# PROBLEM STATEMENT
Single out each line with the word "keine" and copy it.
____
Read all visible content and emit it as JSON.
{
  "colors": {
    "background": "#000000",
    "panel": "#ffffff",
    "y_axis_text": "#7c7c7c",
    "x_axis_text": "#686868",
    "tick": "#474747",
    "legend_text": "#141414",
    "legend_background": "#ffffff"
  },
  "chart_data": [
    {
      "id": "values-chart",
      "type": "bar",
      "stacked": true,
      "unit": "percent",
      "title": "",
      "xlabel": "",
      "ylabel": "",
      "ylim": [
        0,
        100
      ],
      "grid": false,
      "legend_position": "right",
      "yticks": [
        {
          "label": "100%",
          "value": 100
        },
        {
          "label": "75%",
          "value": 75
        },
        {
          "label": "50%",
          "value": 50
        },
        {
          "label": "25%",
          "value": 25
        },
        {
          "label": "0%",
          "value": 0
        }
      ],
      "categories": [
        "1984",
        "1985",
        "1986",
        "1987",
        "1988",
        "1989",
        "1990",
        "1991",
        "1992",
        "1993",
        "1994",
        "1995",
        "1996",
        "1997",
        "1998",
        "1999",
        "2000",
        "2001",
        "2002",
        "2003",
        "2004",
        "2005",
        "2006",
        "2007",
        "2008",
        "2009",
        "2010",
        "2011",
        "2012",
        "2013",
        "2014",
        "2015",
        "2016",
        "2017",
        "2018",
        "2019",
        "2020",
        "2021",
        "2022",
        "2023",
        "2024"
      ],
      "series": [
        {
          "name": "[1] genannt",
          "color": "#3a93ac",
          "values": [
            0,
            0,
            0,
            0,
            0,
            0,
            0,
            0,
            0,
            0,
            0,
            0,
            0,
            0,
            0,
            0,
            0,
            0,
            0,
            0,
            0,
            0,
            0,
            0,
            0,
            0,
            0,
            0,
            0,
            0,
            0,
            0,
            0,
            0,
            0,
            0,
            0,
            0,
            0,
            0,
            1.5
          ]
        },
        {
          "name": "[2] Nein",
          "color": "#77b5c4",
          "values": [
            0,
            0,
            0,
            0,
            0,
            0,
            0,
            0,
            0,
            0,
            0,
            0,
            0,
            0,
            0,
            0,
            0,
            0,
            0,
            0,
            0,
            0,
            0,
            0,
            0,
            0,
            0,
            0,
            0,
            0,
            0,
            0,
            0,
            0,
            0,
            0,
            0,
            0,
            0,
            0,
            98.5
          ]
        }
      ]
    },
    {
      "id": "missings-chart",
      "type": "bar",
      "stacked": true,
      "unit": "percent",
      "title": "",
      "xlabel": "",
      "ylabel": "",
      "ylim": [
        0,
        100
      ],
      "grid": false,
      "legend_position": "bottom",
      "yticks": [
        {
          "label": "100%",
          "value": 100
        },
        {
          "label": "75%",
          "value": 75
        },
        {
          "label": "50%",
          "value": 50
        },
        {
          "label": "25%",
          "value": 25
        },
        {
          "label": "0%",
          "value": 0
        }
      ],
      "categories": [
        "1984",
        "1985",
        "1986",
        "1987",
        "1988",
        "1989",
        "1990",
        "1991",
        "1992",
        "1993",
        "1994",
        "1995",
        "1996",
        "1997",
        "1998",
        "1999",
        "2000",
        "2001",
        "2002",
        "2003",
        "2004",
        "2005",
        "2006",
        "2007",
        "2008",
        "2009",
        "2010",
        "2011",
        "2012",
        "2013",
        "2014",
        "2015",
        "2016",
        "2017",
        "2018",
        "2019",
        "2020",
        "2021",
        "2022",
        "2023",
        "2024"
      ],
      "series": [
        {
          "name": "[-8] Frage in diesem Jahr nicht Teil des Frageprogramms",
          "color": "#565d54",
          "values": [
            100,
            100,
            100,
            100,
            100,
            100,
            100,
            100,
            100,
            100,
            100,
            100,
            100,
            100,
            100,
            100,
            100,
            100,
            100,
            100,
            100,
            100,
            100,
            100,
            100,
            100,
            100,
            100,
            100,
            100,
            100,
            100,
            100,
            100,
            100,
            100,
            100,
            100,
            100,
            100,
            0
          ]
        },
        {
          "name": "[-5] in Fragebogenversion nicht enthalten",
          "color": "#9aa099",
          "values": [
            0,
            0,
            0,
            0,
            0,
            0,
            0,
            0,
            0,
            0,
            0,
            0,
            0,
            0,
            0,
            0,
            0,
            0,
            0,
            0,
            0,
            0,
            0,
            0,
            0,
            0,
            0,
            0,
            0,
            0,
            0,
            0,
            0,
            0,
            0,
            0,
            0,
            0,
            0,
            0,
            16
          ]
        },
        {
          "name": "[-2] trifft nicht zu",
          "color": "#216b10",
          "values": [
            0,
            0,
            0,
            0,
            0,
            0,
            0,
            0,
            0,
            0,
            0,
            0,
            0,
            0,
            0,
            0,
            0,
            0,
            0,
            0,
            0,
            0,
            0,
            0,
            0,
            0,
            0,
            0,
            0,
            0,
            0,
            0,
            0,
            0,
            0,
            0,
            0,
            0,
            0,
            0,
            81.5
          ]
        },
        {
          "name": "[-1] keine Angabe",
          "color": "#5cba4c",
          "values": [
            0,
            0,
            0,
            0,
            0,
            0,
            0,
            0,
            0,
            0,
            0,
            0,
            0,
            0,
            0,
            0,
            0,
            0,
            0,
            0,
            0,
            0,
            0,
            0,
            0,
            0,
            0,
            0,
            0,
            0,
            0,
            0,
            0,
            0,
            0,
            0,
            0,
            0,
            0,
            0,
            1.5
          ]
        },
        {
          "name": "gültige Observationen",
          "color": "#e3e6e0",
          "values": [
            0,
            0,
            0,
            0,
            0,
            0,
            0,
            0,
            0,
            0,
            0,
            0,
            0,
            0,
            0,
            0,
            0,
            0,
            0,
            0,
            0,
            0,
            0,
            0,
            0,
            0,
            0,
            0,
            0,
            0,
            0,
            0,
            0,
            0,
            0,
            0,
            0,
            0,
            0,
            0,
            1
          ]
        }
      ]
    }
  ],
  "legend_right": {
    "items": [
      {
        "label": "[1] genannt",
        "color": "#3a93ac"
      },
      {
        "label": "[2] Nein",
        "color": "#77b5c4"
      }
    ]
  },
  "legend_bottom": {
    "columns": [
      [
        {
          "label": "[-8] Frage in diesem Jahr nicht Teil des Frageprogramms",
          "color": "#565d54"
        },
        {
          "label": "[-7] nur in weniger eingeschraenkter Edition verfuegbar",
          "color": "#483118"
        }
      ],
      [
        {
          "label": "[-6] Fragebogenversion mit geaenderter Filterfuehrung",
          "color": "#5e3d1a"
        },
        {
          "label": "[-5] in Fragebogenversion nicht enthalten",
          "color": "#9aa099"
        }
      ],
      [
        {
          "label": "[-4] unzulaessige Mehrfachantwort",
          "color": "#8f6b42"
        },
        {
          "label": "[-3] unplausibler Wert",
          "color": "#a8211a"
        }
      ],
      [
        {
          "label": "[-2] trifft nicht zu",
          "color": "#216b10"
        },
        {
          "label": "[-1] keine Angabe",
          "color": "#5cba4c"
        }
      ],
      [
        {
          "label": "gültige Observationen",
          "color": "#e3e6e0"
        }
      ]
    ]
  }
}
____
# SOLVED EXERCISE
          "name": "[-1] keine Angabe",
          "label": "[-1] keine Angabe",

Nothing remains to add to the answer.